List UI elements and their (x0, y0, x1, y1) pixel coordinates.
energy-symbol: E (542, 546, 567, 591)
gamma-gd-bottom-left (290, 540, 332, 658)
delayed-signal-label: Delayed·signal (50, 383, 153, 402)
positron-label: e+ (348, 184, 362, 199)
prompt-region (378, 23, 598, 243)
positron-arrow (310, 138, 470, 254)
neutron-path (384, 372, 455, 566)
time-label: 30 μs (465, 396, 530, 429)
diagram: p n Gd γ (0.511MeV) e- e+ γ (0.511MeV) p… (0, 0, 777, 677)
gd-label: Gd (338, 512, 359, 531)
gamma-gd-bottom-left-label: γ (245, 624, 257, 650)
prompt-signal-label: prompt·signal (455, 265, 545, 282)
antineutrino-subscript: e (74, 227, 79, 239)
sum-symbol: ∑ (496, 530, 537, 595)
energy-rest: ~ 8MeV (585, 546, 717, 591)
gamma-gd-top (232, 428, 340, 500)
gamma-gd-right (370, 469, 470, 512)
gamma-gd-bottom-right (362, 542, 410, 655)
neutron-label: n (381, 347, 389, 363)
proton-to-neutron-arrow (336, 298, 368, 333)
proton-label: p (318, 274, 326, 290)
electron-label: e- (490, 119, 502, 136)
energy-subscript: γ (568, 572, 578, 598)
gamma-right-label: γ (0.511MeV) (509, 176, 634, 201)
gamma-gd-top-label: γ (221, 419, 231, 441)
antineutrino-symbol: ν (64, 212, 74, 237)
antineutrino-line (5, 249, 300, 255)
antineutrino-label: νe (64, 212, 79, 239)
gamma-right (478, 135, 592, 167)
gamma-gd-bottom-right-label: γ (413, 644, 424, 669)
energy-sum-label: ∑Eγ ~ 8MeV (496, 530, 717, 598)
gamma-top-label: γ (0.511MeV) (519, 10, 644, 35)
----
• **THE EXERCISE**: Copy every line of the material above word for word.

• **ANSWER TO THE PROBLEM**:
List UI elements and their (x0, y0, x1, y1) pixel coordinates.
energy-symbol: E (542, 546, 567, 591)
gamma-gd-bottom-left (290, 540, 332, 658)
delayed-signal-label: Delayed·signal (50, 383, 153, 402)
positron-label: e+ (348, 184, 362, 199)
prompt-region (378, 23, 598, 243)
positron-arrow (310, 138, 470, 254)
neutron-path (384, 372, 455, 566)
time-label: 30 μs (465, 396, 530, 429)
diagram: p n Gd γ (0.511MeV) e- e+ γ (0.511MeV) p… (0, 0, 777, 677)
gd-label: Gd (338, 512, 359, 531)
gamma-gd-bottom-left-label: γ (245, 624, 257, 650)
prompt-signal-label: prompt·signal (455, 265, 545, 282)
antineutrino-subscript: e (74, 227, 79, 239)
sum-symbol: ∑ (496, 530, 537, 595)
energy-rest: ~ 8MeV (585, 546, 717, 591)
gamma-gd-top (232, 428, 340, 500)
gamma-gd-right (370, 469, 470, 512)
gamma-gd-bottom-right (362, 542, 410, 655)
neutron-label: n (381, 347, 389, 363)
proton-to-neutron-arrow (336, 298, 368, 333)
proton-label: p (318, 274, 326, 290)
electron-label: e- (490, 119, 502, 136)
energy-subscript: γ (568, 572, 578, 598)
gamma-right-label: γ (0.511MeV) (509, 176, 634, 201)
gamma-gd-top-label: γ (221, 419, 231, 441)
antineutrino-symbol: ν (64, 212, 74, 237)
antineutrino-line (5, 249, 300, 255)
antineutrino-label: νe (64, 212, 79, 239)
gamma-right (478, 135, 592, 167)
gamma-gd-bottom-right-label: γ (413, 644, 424, 669)
energy-sum-label: ∑Eγ ~ 8MeV (496, 530, 717, 598)
gamma-top-label: γ (0.511MeV) (519, 10, 644, 35)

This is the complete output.